Data supplied:
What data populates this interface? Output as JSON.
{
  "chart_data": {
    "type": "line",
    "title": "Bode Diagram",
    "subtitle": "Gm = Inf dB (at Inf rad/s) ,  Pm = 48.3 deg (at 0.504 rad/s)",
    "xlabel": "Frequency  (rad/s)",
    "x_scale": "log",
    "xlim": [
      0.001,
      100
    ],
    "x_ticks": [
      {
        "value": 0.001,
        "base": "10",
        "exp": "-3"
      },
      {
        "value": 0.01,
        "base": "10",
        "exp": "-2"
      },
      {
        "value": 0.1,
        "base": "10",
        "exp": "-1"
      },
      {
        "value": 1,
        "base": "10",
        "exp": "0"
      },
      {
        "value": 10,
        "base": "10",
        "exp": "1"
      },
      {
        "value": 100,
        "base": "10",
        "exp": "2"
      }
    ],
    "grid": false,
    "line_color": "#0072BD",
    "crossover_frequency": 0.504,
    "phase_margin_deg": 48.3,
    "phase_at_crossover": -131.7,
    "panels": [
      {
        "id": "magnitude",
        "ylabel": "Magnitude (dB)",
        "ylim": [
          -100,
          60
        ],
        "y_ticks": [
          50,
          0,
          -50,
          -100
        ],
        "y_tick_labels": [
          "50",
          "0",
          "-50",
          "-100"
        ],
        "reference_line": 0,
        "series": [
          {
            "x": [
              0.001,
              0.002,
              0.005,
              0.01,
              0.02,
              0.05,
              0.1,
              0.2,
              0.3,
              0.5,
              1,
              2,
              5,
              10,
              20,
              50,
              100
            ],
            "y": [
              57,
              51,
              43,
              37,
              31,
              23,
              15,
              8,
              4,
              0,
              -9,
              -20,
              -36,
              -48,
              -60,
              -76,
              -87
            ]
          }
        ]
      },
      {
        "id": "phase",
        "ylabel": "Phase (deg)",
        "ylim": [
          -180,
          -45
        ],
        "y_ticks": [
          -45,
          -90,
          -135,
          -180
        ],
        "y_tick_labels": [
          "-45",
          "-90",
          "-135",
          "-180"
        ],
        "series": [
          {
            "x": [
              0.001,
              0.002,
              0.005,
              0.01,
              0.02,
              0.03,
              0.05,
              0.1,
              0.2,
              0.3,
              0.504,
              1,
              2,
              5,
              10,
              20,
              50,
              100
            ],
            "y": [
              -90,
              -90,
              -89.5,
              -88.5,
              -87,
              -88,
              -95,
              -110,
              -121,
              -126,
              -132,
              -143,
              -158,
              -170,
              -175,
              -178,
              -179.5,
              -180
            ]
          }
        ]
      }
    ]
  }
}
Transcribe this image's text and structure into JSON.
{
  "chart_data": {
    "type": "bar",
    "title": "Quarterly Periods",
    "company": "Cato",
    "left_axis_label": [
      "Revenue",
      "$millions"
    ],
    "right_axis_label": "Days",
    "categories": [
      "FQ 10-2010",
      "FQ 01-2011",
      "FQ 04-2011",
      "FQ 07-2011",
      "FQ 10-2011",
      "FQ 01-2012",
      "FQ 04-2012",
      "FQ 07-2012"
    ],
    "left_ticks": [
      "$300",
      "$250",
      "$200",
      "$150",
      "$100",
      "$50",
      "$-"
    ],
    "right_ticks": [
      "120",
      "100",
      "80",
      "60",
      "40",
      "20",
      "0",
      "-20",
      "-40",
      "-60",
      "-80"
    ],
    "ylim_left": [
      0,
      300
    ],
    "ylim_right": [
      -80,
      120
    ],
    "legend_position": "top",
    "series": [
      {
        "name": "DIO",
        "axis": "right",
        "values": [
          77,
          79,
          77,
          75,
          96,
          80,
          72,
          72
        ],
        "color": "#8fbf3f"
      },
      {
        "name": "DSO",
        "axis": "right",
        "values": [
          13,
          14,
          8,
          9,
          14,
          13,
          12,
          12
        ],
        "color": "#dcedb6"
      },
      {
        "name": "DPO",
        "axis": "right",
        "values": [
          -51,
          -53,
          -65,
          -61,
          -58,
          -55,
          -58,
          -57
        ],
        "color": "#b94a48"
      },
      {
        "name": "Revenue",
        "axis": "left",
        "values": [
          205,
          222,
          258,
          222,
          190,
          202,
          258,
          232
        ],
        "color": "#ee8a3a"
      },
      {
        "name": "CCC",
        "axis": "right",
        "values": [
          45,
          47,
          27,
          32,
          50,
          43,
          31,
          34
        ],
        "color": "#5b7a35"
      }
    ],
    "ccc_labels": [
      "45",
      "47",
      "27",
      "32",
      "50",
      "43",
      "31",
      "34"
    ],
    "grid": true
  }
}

Written request: Write out every entry word for word.

Written solution:
What data populates this interface? Output as JSON.
{
  "chart_data": {
    "type": "line",
    "title": "Bode Diagram",
    "subtitle": "Gm = Inf dB (at Inf rad/s) ,  Pm = 48.3 deg (at 0.504 rad/s)",
    "xlabel": "Frequency  (rad/s)",
    "x_scale": "log",
    "xlim": [
      0.001,
      100
    ],
    "x_ticks": [
      {
        "value": 0.001,
        "base": "10",
        "exp": "-3"
      },
      {
        "value": 0.01,
        "base": "10",
        "exp": "-2"
      },
      {
        "value": 0.1,
        "base": "10",
        "exp": "-1"
      },
      {
        "value": 1,
        "base": "10",
        "exp": "0"
      },
      {
        "value": 10,
        "base": "10",
        "exp": "1"
      },
      {
        "value": 100,
        "base": "10",
        "exp": "2"
      }
    ],
    "grid": false,
    "line_color": "#0072BD",
    "crossover_frequency": 0.504,
    "phase_margin_deg": 48.3,
    "phase_at_crossover": -131.7,
    "panels": [
      {
        "id": "magnitude",
        "ylabel": "Magnitude (dB)",
        "ylim": [
          -100,
          60
        ],
        "y_ticks": [
          50,
          0,
          -50,
          -100
        ],
        "y_tick_labels": [
          "50",
          "0",
          "-50",
          "-100"
        ],
        "reference_line": 0,
        "series": [
          {
            "x": [
              0.001,
              0.002,
              0.005,
              0.01,
              0.02,
              0.05,
              0.1,
              0.2,
              0.3,
              0.5,
              1,
              2,
              5,
              10,
              20,
              50,
              100
            ],
            "y": [
              57,
              51,
              43,
              37,
              31,
              23,
              15,
              8,
              4,
              0,
              -9,
              -20,
              -36,
              -48,
              -60,
              -76,
              -87
            ]
          }
        ]
      },
      {
        "id": "phase",
        "ylabel": "Phase (deg)",
        "ylim": [
          -180,
          -45
        ],
        "y_ticks": [
          -45,
          -90,
          -135,
          -180
        ],
        "y_tick_labels": [
          "-45",
          "-90",
          "-135",
          "-180"
        ],
        "series": [
          {
            "x": [
              0.001,
              0.002,
              0.005,
              0.01,
              0.02,
              0.03,
              0.05,
              0.1,
              0.2,
              0.3,
              0.504,
              1,
              2,
              5,
              10,
              20,
              50,
              100
            ],
            "y": [
              -90,
              -90,
              -89.5,
              -88.5,
              -87,
              -88,
              -95,
              -110,
              -121,
              -126,
              -132,
              -143,
              -158,
              -170,
              -175,
              -178,
              -179.5,
              -180
            ]
          }
        ]
      }
    ]
  }
}
Transcribe this image's text and structure into JSON.
{
  "chart_data": {
    "type": "bar",
    "title": "Quarterly Periods",
    "company": "Cato",
    "left_axis_label": [
      "Revenue",
      "$millions"
    ],
    "right_axis_label": "Days",
    "categories": [
      "FQ 10-2010",
      "FQ 01-2011",
      "FQ 04-2011",
      "FQ 07-2011",
      "FQ 10-2011",
      "FQ 01-2012",
      "FQ 04-2012",
      "FQ 07-2012"
    ],
    "left_ticks": [
      "$300",
      "$250",
      "$200",
      "$150",
      "$100",
      "$50",
      "$-"
    ],
    "right_ticks": [
      "120",
      "100",
      "80",
      "60",
      "40",
      "20",
      "0",
      "-20",
      "-40",
      "-60",
      "-80"
    ],
    "ylim_left": [
      0,
      300
    ],
    "ylim_right": [
      -80,
      120
    ],
    "legend_position": "top",
    "series": [
      {
        "name": "DIO",
        "axis": "right",
        "values": [
          77,
          79,
          77,
          75,
          96,
          80,
          72,
          72
        ],
        "color": "#8fbf3f"
      },
      {
        "name": "DSO",
        "axis": "right",
        "values": [
          13,
          14,
          8,
          9,
          14,
          13,
          12,
          12
        ],
        "color": "#dcedb6"
      },
      {
        "name": "DPO",
        "axis": "right",
        "values": [
          -51,
          -53,
          -65,
          -61,
          -58,
          -55,
          -58,
          -57
        ],
        "color": "#b94a48"
      },
      {
        "name": "Revenue",
        "axis": "left",
        "values": [
          205,
          222,
          258,
          222,
          190,
          202,
          258,
          232
        ],
        "color": "#ee8a3a"
      },
      {
        "name": "CCC",
        "axis": "right",
        "values": [
          45,
          47,
          27,
          32,
          50,
          43,
          31,
          34
        ],
        "color": "#5b7a35"
      }
    ],
    "ccc_labels": [
      "45",
      "47",
      "27",
      "32",
      "50",
      "43",
      "31",
      "34"
    ],
    "grid": true
  }
}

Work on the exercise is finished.